**PROVIDED MATERIAL**

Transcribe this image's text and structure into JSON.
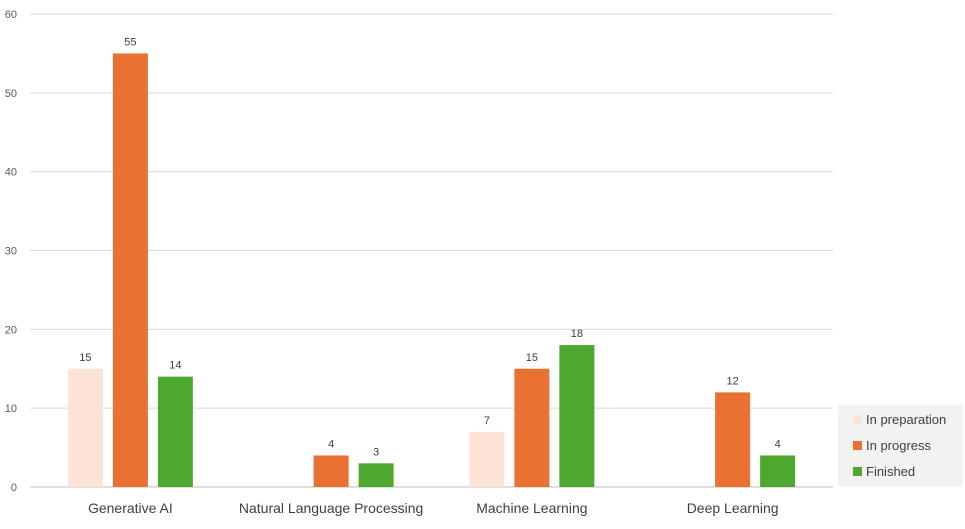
{
  "chart_data": {
    "type": "bar",
    "title": "",
    "xlabel": "",
    "ylabel": "",
    "categories": [
      "Generative AI",
      "Natural Language Processing",
      "Machine Learning",
      "Deep Learning"
    ],
    "series": [
      {
        "name": "In preparation",
        "color": "#fbe3d6",
        "values": [
          15,
          null,
          7,
          null
        ]
      },
      {
        "name": "In progress",
        "color": "#e97132",
        "values": [
          55,
          4,
          15,
          12
        ]
      },
      {
        "name": "Finished",
        "color": "#4ea72e",
        "values": [
          14,
          3,
          18,
          4
        ]
      }
    ],
    "ylim": [
      0,
      60
    ],
    "yticks": [
      0,
      10,
      20,
      30,
      40,
      50,
      60
    ],
    "grid": true,
    "data_labels": true,
    "legend_position": "right-bottom",
    "legend_background": "#f2f2f2"
  }
}
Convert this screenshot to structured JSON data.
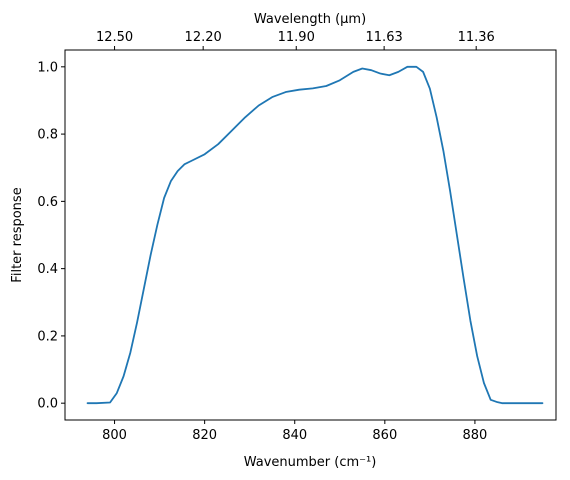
{
  "chart_data": {
    "type": "line",
    "title": "",
    "xlabel": "Wavenumber (cm⁻¹)",
    "ylabel": "Filter response",
    "top_xlabel": "Wavelength (μm)",
    "xlim": [
      789,
      898
    ],
    "ylim": [
      -0.05,
      1.05
    ],
    "x_ticks": [
      {
        "value": 800,
        "label": "800"
      },
      {
        "value": 820,
        "label": "820"
      },
      {
        "value": 840,
        "label": "840"
      },
      {
        "value": 860,
        "label": "860"
      },
      {
        "value": 880,
        "label": "880"
      }
    ],
    "y_ticks": [
      {
        "value": 0.0,
        "label": "0.0"
      },
      {
        "value": 0.2,
        "label": "0.2"
      },
      {
        "value": 0.4,
        "label": "0.4"
      },
      {
        "value": 0.6,
        "label": "0.6"
      },
      {
        "value": 0.8,
        "label": "0.8"
      },
      {
        "value": 1.0,
        "label": "1.0"
      }
    ],
    "top_ticks": [
      {
        "label": "12.50",
        "wavelength": 12.5
      },
      {
        "label": "12.20",
        "wavelength": 12.2
      },
      {
        "label": "11.90",
        "wavelength": 11.9
      },
      {
        "label": "11.63",
        "wavelength": 11.63
      },
      {
        "label": "11.36",
        "wavelength": 11.36
      }
    ],
    "grid": false,
    "series": [
      {
        "color": "#1f77b4",
        "x": [
          794,
          796,
          799,
          800.5,
          802,
          803.5,
          805,
          806.5,
          808,
          809.5,
          811,
          812.5,
          814,
          815.5,
          817,
          820,
          823,
          826,
          829,
          832,
          835,
          838,
          841,
          844,
          847,
          850,
          853,
          855,
          857,
          859,
          861,
          863,
          865,
          867,
          868.5,
          870,
          871.5,
          873,
          874.5,
          876,
          877.5,
          879,
          880.5,
          882,
          883.5,
          885,
          886,
          888,
          891,
          895
        ],
        "y": [
          0.0,
          0.0,
          0.002,
          0.03,
          0.08,
          0.15,
          0.24,
          0.34,
          0.44,
          0.53,
          0.61,
          0.66,
          0.69,
          0.71,
          0.72,
          0.74,
          0.77,
          0.81,
          0.85,
          0.885,
          0.91,
          0.925,
          0.932,
          0.936,
          0.943,
          0.96,
          0.985,
          0.995,
          0.99,
          0.98,
          0.975,
          0.985,
          1.0,
          1.0,
          0.985,
          0.935,
          0.85,
          0.75,
          0.63,
          0.5,
          0.37,
          0.245,
          0.14,
          0.06,
          0.01,
          0.003,
          0.0,
          0.0,
          0.0,
          0.0
        ]
      }
    ]
  }
}
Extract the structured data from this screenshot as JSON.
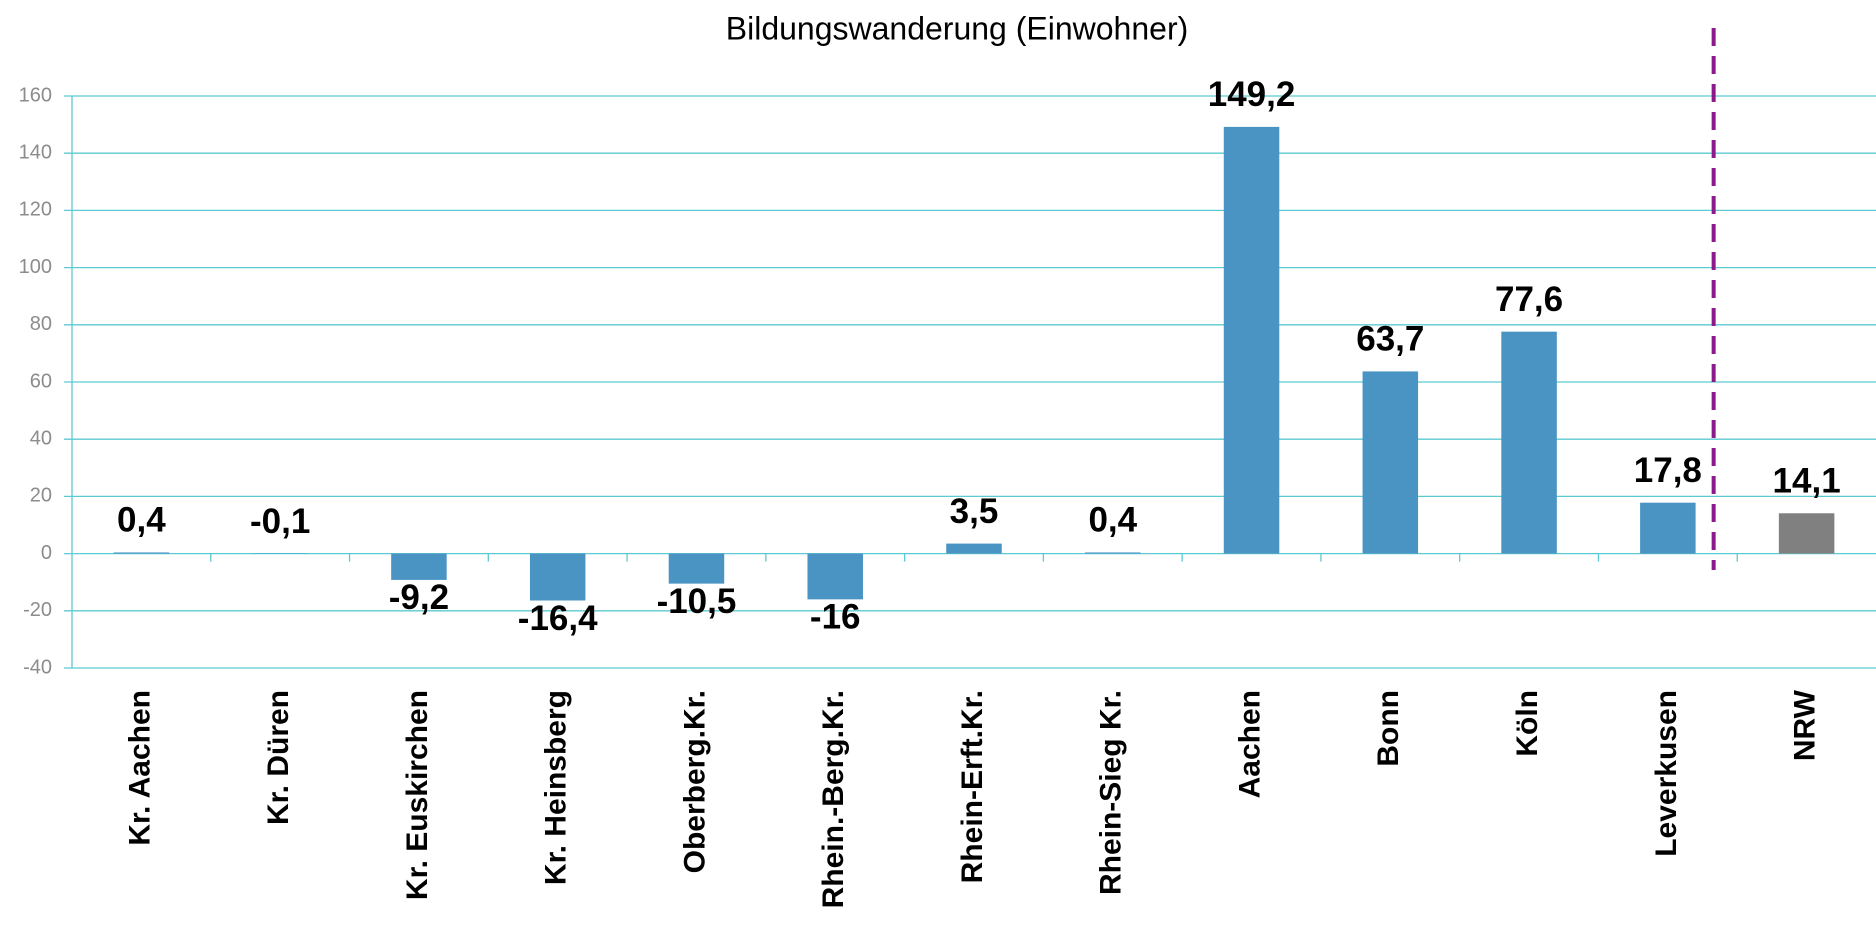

**WHAT IS EXPECTED**
Show every line where the string "this" appears.

**SOLVED EXERCISE**
Transcribe this image's text and structure into JSON.
Convert this screenshot to structured JSON data.
Extract the structured data from this screenshot as JSON.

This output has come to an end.